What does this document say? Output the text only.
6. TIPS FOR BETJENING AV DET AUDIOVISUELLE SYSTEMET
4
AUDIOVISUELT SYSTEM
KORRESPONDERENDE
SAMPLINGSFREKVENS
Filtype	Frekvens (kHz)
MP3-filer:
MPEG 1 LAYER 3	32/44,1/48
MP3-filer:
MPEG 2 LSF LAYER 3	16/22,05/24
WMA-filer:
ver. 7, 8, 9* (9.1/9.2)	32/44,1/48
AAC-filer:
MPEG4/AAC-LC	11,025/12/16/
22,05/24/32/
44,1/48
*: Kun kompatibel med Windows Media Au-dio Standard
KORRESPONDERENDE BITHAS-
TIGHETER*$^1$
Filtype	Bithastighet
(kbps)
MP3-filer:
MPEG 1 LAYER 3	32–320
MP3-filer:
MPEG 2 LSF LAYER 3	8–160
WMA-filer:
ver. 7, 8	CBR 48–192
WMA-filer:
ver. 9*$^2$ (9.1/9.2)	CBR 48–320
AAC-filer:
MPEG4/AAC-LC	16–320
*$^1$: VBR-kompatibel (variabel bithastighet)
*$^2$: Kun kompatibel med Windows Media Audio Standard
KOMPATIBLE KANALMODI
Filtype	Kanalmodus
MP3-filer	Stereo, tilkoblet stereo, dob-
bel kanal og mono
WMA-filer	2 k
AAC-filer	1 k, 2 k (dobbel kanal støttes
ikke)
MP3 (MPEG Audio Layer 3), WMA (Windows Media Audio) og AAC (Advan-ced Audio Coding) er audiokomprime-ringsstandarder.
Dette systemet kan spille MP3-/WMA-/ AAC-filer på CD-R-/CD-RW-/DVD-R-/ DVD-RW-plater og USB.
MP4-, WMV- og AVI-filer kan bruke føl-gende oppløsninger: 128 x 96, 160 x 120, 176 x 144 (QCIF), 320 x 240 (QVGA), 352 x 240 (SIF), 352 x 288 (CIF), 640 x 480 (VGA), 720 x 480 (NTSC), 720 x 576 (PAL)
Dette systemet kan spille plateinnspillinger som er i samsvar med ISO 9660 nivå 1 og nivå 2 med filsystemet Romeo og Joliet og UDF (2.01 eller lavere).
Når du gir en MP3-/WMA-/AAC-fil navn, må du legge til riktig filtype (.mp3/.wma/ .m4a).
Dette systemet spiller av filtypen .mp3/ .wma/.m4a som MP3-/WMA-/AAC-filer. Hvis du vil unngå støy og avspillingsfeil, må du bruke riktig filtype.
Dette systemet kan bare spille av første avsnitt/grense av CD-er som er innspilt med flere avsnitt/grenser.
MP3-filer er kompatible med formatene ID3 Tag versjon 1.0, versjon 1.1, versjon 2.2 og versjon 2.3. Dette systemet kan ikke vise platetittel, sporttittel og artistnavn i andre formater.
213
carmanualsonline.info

......

**Prompt**:
Determine how many lines in the records contain "Media", and reply with the number only.

**Response to this task**:
3